Task description :: Return the lines where the word "порядке" occurs.

# start of Records for the task

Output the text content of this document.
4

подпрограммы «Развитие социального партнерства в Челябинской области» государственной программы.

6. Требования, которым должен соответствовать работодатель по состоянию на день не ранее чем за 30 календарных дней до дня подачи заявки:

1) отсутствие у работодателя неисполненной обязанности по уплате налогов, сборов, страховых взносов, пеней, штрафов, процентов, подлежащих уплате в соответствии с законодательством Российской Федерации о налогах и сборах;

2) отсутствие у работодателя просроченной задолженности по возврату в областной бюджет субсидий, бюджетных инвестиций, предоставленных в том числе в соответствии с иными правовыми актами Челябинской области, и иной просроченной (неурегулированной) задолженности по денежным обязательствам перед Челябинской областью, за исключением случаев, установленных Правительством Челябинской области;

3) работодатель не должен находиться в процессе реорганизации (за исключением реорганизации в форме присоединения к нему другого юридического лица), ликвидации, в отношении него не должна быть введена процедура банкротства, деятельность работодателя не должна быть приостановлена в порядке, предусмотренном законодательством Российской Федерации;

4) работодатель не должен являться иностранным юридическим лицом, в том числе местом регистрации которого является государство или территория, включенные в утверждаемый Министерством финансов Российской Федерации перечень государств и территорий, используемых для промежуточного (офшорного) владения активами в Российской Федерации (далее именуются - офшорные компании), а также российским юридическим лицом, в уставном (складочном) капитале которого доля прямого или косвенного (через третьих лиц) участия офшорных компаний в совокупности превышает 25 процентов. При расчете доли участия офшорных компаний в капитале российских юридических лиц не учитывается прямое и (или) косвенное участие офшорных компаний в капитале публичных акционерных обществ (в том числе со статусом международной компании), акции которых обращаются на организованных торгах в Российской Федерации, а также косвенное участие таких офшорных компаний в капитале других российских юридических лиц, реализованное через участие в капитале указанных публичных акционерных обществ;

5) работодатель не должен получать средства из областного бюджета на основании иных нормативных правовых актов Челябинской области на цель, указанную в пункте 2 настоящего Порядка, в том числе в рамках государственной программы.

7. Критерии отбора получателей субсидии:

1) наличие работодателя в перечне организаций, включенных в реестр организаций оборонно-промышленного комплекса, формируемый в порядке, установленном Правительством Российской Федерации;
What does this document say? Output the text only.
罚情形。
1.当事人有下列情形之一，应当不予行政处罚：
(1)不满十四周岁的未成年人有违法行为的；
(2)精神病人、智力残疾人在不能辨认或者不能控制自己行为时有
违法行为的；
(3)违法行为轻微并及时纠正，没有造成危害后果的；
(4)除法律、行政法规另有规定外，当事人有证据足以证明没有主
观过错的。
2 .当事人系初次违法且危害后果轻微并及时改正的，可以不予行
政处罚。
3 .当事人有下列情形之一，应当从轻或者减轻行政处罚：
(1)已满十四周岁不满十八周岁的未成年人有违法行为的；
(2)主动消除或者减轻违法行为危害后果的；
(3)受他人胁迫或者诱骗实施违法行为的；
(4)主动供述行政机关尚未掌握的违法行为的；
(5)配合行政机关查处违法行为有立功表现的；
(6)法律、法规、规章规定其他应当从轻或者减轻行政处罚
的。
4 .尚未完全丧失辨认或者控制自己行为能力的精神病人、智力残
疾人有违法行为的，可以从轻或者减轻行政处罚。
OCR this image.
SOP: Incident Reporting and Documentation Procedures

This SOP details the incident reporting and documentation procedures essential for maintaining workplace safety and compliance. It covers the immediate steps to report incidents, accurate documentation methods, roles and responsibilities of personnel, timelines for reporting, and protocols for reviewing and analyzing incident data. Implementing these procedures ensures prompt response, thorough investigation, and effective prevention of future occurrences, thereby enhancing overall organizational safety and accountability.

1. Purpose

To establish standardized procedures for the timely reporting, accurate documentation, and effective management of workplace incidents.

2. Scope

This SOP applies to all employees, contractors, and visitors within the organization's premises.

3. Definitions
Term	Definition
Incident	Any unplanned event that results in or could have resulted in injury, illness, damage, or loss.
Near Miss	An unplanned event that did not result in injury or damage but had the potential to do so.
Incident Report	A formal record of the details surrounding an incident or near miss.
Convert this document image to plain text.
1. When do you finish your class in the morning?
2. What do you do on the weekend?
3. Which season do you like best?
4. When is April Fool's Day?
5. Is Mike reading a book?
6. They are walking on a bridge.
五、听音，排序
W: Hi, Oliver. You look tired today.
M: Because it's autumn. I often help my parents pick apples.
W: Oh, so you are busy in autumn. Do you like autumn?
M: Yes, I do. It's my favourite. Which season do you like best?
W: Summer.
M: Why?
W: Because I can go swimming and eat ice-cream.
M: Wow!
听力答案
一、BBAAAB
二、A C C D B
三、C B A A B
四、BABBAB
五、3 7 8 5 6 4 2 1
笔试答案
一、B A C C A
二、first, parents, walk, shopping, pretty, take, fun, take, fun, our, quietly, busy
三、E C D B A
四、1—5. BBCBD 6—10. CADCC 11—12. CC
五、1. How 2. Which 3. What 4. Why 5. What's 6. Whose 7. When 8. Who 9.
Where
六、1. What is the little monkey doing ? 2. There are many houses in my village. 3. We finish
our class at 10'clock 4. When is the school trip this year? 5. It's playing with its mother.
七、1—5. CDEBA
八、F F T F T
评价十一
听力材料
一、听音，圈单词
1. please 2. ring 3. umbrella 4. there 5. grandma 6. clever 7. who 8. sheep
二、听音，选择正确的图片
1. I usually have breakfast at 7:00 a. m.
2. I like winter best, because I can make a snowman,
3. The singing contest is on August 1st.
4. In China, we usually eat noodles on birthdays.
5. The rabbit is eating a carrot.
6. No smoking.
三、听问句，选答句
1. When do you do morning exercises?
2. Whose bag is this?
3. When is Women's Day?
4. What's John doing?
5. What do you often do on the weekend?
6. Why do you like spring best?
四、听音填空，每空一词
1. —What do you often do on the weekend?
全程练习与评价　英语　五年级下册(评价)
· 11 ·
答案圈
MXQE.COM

# end of Records for the task

The completed task ::
3) работодатель не должен находиться в процессе реорганизации (за исключением реорганизации в форме присоединения к нему другого юридического лица), ликвидации, в отношении него не должна быть введена процедура банкротства, деятельность работодателя не должна быть приостановлена в порядке, предусмотренном законодательством Российской Федерации;
1) наличие работодателя в перечне организаций, включенных в реестр организаций оборонно-промышленного комплекса, формируемый в порядке, установленном Правительством Российской Федерации;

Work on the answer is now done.